#### YOUR GOAL:
Render every entry exactly as it appears.

#### MATERIAL FOR THIS TASK:
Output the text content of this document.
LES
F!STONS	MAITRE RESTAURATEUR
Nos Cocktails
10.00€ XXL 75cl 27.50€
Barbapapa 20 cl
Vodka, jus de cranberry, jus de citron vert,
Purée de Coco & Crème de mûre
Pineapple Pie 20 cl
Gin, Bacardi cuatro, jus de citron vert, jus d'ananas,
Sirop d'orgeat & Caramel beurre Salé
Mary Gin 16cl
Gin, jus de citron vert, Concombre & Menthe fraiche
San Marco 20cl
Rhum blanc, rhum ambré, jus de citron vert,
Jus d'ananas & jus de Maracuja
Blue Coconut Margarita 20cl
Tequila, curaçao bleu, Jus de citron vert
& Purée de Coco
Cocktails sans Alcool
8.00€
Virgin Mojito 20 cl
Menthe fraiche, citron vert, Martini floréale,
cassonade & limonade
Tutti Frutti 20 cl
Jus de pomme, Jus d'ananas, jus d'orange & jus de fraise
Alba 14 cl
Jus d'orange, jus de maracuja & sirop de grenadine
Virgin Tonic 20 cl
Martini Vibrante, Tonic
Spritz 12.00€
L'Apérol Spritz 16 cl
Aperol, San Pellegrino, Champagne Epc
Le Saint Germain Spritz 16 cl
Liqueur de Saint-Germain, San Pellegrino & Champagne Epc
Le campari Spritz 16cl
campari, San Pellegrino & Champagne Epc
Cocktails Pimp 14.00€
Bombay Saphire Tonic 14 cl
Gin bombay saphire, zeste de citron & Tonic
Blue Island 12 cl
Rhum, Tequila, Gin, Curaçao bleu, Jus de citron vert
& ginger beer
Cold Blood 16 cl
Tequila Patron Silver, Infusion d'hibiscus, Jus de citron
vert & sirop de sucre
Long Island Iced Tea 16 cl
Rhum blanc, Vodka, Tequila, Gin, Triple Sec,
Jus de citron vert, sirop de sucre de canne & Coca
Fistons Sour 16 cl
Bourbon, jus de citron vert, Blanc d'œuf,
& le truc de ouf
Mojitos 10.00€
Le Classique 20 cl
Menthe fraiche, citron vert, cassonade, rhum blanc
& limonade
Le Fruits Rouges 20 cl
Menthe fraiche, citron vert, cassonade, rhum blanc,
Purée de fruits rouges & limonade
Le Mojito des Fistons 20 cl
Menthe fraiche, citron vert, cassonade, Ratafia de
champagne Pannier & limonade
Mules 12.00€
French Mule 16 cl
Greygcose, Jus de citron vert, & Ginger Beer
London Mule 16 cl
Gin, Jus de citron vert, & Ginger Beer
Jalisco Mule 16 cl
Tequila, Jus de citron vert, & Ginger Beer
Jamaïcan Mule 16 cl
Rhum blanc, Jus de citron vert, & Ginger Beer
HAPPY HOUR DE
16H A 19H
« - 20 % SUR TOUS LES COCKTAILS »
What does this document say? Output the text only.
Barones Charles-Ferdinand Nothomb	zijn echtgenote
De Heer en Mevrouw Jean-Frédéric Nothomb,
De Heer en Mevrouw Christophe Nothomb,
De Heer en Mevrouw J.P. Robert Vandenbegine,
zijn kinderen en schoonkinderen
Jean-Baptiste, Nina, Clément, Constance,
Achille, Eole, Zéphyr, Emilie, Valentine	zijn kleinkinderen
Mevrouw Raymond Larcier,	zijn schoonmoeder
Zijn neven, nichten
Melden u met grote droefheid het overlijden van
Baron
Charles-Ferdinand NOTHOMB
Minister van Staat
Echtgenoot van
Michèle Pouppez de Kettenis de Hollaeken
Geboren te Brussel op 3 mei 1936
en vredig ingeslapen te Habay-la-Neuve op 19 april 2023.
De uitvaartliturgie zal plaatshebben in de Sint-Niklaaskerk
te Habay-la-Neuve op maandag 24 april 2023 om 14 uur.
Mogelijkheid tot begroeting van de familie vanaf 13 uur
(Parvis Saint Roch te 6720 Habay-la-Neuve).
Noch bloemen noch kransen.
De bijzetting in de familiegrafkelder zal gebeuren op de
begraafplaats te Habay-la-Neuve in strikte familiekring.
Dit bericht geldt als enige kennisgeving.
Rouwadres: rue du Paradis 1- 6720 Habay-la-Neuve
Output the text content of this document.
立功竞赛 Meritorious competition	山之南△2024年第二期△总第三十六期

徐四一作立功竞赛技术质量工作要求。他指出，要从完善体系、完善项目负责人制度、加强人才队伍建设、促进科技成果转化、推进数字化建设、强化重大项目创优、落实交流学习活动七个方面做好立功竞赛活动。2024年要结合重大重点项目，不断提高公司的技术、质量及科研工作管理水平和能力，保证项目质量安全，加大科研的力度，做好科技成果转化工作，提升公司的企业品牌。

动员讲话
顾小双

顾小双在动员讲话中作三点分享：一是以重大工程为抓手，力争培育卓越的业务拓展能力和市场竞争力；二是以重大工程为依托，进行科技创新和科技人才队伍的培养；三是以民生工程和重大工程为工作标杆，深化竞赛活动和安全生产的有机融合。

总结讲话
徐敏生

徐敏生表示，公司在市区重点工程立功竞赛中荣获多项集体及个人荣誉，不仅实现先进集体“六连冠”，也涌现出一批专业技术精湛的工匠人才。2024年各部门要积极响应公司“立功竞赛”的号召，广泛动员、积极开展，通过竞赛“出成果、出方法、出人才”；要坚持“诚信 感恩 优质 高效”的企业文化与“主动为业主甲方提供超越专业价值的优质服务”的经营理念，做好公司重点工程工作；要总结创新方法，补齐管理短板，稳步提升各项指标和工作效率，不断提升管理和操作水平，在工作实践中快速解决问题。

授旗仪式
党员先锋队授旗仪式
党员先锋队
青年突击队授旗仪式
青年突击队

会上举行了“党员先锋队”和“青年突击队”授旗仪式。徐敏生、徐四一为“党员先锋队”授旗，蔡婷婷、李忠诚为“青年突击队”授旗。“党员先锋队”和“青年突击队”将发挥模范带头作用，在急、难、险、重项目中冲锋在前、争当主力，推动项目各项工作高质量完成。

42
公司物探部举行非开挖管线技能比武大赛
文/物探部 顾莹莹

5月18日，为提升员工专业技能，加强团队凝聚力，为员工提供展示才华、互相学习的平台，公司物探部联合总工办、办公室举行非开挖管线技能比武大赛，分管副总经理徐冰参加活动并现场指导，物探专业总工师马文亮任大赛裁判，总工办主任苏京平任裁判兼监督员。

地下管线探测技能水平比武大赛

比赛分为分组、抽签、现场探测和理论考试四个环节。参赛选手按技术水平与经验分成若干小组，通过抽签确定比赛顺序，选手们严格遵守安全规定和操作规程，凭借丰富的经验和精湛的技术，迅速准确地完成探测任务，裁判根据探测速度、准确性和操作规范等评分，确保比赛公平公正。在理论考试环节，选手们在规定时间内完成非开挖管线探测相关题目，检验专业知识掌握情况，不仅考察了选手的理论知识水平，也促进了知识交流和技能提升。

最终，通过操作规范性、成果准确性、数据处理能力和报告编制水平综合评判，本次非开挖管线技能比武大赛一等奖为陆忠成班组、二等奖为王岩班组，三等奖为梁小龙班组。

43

#### ANSWER IN FULL:
Output the text content of this document.
LES
F!STONS	MAITRE RESTAURATEUR
Nos Cocktails
10.00€ XXL 75cl 27.50€
Barbapapa 20 cl
Vodka, jus de cranberry, jus de citron vert,
Purée de Coco & Crème de mûre
Pineapple Pie 20 cl
Gin, Bacardi cuatro, jus de citron vert, jus d'ananas,
Sirop d'orgeat & Caramel beurre Salé
Mary Gin 16cl
Gin, jus de citron vert, Concombre & Menthe fraiche
San Marco 20cl
Rhum blanc, rhum ambré, jus de citron vert,
Jus d'ananas & jus de Maracuja
Blue Coconut Margarita 20cl
Tequila, curaçao bleu, Jus de citron vert
& Purée de Coco
Cocktails sans Alcool
8.00€
Virgin Mojito 20 cl
Menthe fraiche, citron vert, Martini floréale,
cassonade & limonade
Tutti Frutti 20 cl
Jus de pomme, Jus d'ananas, jus d'orange & jus de fraise
Alba 14 cl
Jus d'orange, jus de maracuja & sirop de grenadine
Virgin Tonic 20 cl
Martini Vibrante, Tonic
Spritz 12.00€
L'Apérol Spritz 16 cl
Aperol, San Pellegrino, Champagne Epc
Le Saint Germain Spritz 16 cl
Liqueur de Saint-Germain, San Pellegrino & Champagne Epc
Le campari Spritz 16cl
campari, San Pellegrino & Champagne Epc
Cocktails Pimp 14.00€
Bombay Saphire Tonic 14 cl
Gin bombay saphire, zeste de citron & Tonic
Blue Island 12 cl
Rhum, Tequila, Gin, Curaçao bleu, Jus de citron vert
& ginger beer
Cold Blood 16 cl
Tequila Patron Silver, Infusion d'hibiscus, Jus de citron
vert & sirop de sucre
Long Island Iced Tea 16 cl
Rhum blanc, Vodka, Tequila, Gin, Triple Sec,
Jus de citron vert, sirop de sucre de canne & Coca
Fistons Sour 16 cl
Bourbon, jus de citron vert, Blanc d'œuf,
& le truc de ouf
Mojitos 10.00€
Le Classique 20 cl
Menthe fraiche, citron vert, cassonade, rhum blanc
& limonade
Le Fruits Rouges 20 cl
Menthe fraiche, citron vert, cassonade, rhum blanc,
Purée de fruits rouges & limonade
Le Mojito des Fistons 20 cl
Menthe fraiche, citron vert, cassonade, Ratafia de
champagne Pannier & limonade
Mules 12.00€
French Mule 16 cl
Greygcose, Jus de citron vert, & Ginger Beer
London Mule 16 cl
Gin, Jus de citron vert, & Ginger Beer
Jalisco Mule 16 cl
Tequila, Jus de citron vert, & Ginger Beer
Jamaïcan Mule 16 cl
Rhum blanc, Jus de citron vert, & Ginger Beer
HAPPY HOUR DE
16H A 19H
« - 20 % SUR TOUS LES COCKTAILS »
What does this document say? Output the text only.
Barones Charles-Ferdinand Nothomb	zijn echtgenote
De Heer en Mevrouw Jean-Frédéric Nothomb,
De Heer en Mevrouw Christophe Nothomb,
De Heer en Mevrouw J.P. Robert Vandenbegine,
zijn kinderen en schoonkinderen
Jean-Baptiste, Nina, Clément, Constance,
Achille, Eole, Zéphyr, Emilie, Valentine	zijn kleinkinderen
Mevrouw Raymond Larcier,	zijn schoonmoeder
Zijn neven, nichten
Melden u met grote droefheid het overlijden van
Baron
Charles-Ferdinand NOTHOMB
Minister van Staat
Echtgenoot van
Michèle Pouppez de Kettenis de Hollaeken
Geboren te Brussel op 3 mei 1936
en vredig ingeslapen te Habay-la-Neuve op 19 april 2023.
De uitvaartliturgie zal plaatshebben in de Sint-Niklaaskerk
te Habay-la-Neuve op maandag 24 april 2023 om 14 uur.
Mogelijkheid tot begroeting van de familie vanaf 13 uur
(Parvis Saint Roch te 6720 Habay-la-Neuve).
Noch bloemen noch kransen.
De bijzetting in de familiegrafkelder zal gebeuren op de
begraafplaats te Habay-la-Neuve in strikte familiekring.
Dit bericht geldt als enige kennisgeving.
Rouwadres: rue du Paradis 1- 6720 Habay-la-Neuve
Output the text content of this document.
立功竞赛 Meritorious competition	山之南△2024年第二期△总第三十六期

徐四一作立功竞赛技术质量工作要求。他指出，要从完善体系、完善项目负责人制度、加强人才队伍建设、促进科技成果转化、推进数字化建设、强化重大项目创优、落实交流学习活动七个方面做好立功竞赛活动。2024年要结合重大重点项目，不断提高公司的技术、质量及科研工作管理水平和能力，保证项目质量安全，加大科研的力度，做好科技成果转化工作，提升公司的企业品牌。

动员讲话
顾小双

顾小双在动员讲话中作三点分享：一是以重大工程为抓手，力争培育卓越的业务拓展能力和市场竞争力；二是以重大工程为依托，进行科技创新和科技人才队伍的培养；三是以民生工程和重大工程为工作标杆，深化竞赛活动和安全生产的有机融合。

总结讲话
徐敏生

徐敏生表示，公司在市区重点工程立功竞赛中荣获多项集体及个人荣誉，不仅实现先进集体“六连冠”，也涌现出一批专业技术精湛的工匠人才。2024年各部门要积极响应公司“立功竞赛”的号召，广泛动员、积极开展，通过竞赛“出成果、出方法、出人才”；要坚持“诚信 感恩 优质 高效”的企业文化与“主动为业主甲方提供超越专业价值的优质服务”的经营理念，做好公司重点工程工作；要总结创新方法，补齐管理短板，稳步提升各项指标和工作效率，不断提升管理和操作水平，在工作实践中快速解决问题。

授旗仪式
党员先锋队授旗仪式
党员先锋队
青年突击队授旗仪式
青年突击队

会上举行了“党员先锋队”和“青年突击队”授旗仪式。徐敏生、徐四一为“党员先锋队”授旗，蔡婷婷、李忠诚为“青年突击队”授旗。“党员先锋队”和“青年突击队”将发挥模范带头作用，在急、难、险、重项目中冲锋在前、争当主力，推动项目各项工作高质量完成。

42
公司物探部举行非开挖管线技能比武大赛
文/物探部 顾莹莹

5月18日，为提升员工专业技能，加强团队凝聚力，为员工提供展示才华、互相学习的平台，公司物探部联合总工办、办公室举行非开挖管线技能比武大赛，分管副总经理徐冰参加活动并现场指导，物探专业总工师马文亮任大赛裁判，总工办主任苏京平任裁判兼监督员。

地下管线探测技能水平比武大赛

比赛分为分组、抽签、现场探测和理论考试四个环节。参赛选手按技术水平与经验分成若干小组，通过抽签确定比赛顺序，选手们严格遵守安全规定和操作规程，凭借丰富的经验和精湛的技术，迅速准确地完成探测任务，裁判根据探测速度、准确性和操作规范等评分，确保比赛公平公正。在理论考试环节，选手们在规定时间内完成非开挖管线探测相关题目，检验专业知识掌握情况，不仅考察了选手的理论知识水平，也促进了知识交流和技能提升。

最终，通过操作规范性、成果准确性、数据处理能力和报告编制水平综合评判，本次非开挖管线技能比武大赛一等奖为陆忠成班组、二等奖为王岩班组，三等奖为梁小龙班组。

43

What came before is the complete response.